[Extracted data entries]
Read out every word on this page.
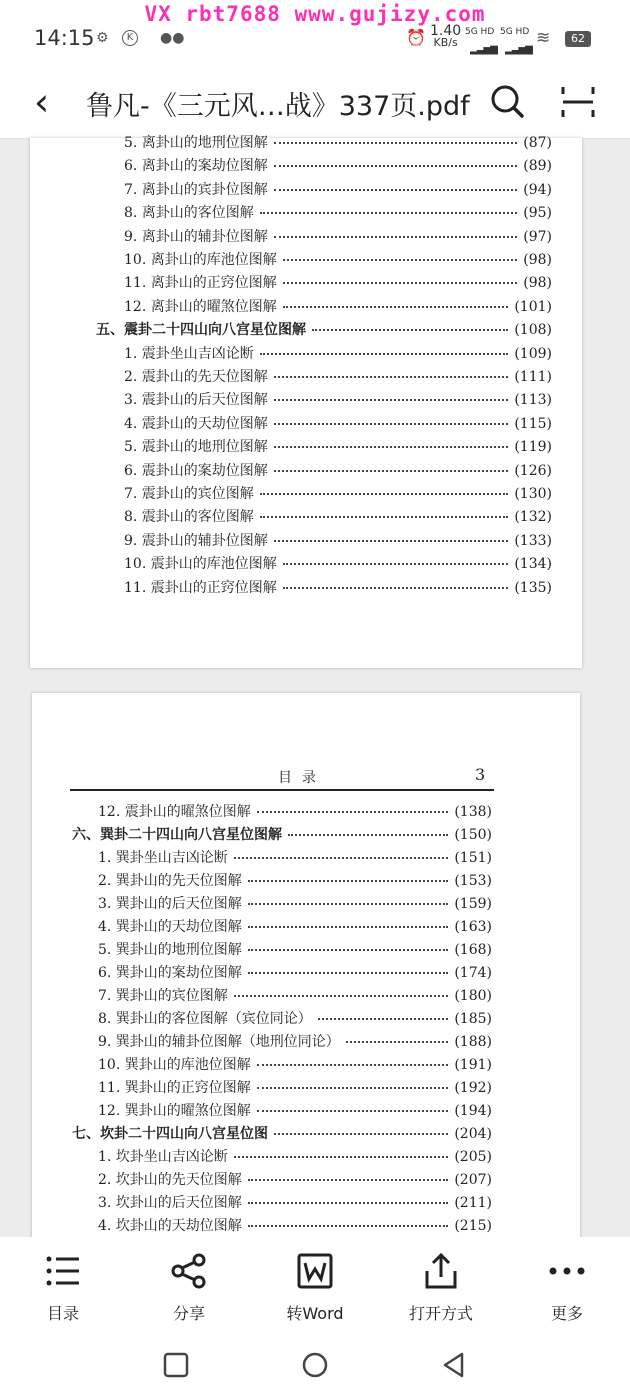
VX rbt7688 www.gujizy.com
14:15 ⚙	K	●●	⏰ 1.40
KB/s
5G HD
▂▃▅▆
5G HD
▂▃▅▆
≋	62
‹ 鲁凡-《三元风…战》337页.pdf
5. 离卦山的地刑位图解	(87)
6. 离卦山的案劫位图解	(89)
7. 离卦山的宾卦位图解	(94)
8. 离卦山的客位图解	(95)
9. 离卦山的辅卦位图解	(97)
10. 离卦山的库池位图解	(98)
11. 离卦山的正窍位图解	(98)
12. 离卦山的曜煞位图解	(101)
五、震卦二十四山向八宫星位图解	(108)
1. 震卦坐山吉凶论断	(109)
2. 震卦山的先天位图解	(111)
3. 震卦山的后天位图解	(113)
4. 震卦山的天劫位图解	(115)
5. 震卦山的地刑位图解	(119)
6. 震卦山的案劫位图解	(126)
7. 震卦山的宾位图解	(130)
8. 震卦山的客位图解	(132)
9. 震卦山的辅卦位图解	(133)
10. 震卦山的库池位图解	(134)
11. 震卦山的正窍位图解	(135)
目录	3
12. 震卦山的曜煞位图解	(138)
六、巽卦二十四山向八宫星位图解	(150)
1. 巽卦坐山吉凶论断	(151)
2. 巽卦山的先天位图解	(153)
3. 巽卦山的后天位图解	(159)
4. 巽卦山的天劫位图解	(163)
5. 巽卦山的地刑位图解	(168)
6. 巽卦山的案劫位图解	(174)
7. 巽卦山的宾位图解	(180)
8. 巽卦山的客位图解（宾位同论）	(185)
9. 巽卦山的辅卦位图解（地刑位同论）	(188)
10. 巽卦山的库池位图解	(191)
11. 巽卦山的正窍位图解	(192)
12. 巽卦山的曜煞位图解	(194)
七、坎卦二十四山向八宫星位图	(204)
1. 坎卦坐山吉凶论断	(205)
2. 坎卦山的先天位图解	(207)
3. 坎卦山的后天位图解	(211)
4. 坎卦山的天劫位图解	(215)
目录	分享	转Word	打开方式	更多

» GIVEN INSTRUCTION: Give an exact copy of the material, leaving out every picture.

» THE RESULT:
Read out every word on this page.
VX rbt7688 www.gujizy.com
14:15 ⚙	K	●●	⏰ 1.40
KB/s
5G HD
▂▃▅▆
5G HD
▂▃▅▆
≋	62
‹ 鲁凡-《三元风…战》337页.pdf
5. 离卦山的地刑位图解	(87)
6. 离卦山的案劫位图解	(89)
7. 离卦山的宾卦位图解	(94)
8. 离卦山的客位图解	(95)
9. 离卦山的辅卦位图解	(97)
10. 离卦山的库池位图解	(98)
11. 离卦山的正窍位图解	(98)
12. 离卦山的曜煞位图解	(101)
五、震卦二十四山向八宫星位图解	(108)
1. 震卦坐山吉凶论断	(109)
2. 震卦山的先天位图解	(111)
3. 震卦山的后天位图解	(113)
4. 震卦山的天劫位图解	(115)
5. 震卦山的地刑位图解	(119)
6. 震卦山的案劫位图解	(126)
7. 震卦山的宾位图解	(130)
8. 震卦山的客位图解	(132)
9. 震卦山的辅卦位图解	(133)
10. 震卦山的库池位图解	(134)
11. 震卦山的正窍位图解	(135)
目录	3
12. 震卦山的曜煞位图解	(138)
六、巽卦二十四山向八宫星位图解	(150)
1. 巽卦坐山吉凶论断	(151)
2. 巽卦山的先天位图解	(153)
3. 巽卦山的后天位图解	(159)
4. 巽卦山的天劫位图解	(163)
5. 巽卦山的地刑位图解	(168)
6. 巽卦山的案劫位图解	(174)
7. 巽卦山的宾位图解	(180)
8. 巽卦山的客位图解（宾位同论）	(185)
9. 巽卦山的辅卦位图解（地刑位同论）	(188)
10. 巽卦山的库池位图解	(191)
11. 巽卦山的正窍位图解	(192)
12. 巽卦山的曜煞位图解	(194)
七、坎卦二十四山向八宫星位图	(204)
1. 坎卦坐山吉凶论断	(205)
2. 坎卦山的先天位图解	(207)
3. 坎卦山的后天位图解	(211)
4. 坎卦山的天劫位图解	(215)
目录	分享	转Word	打开方式	更多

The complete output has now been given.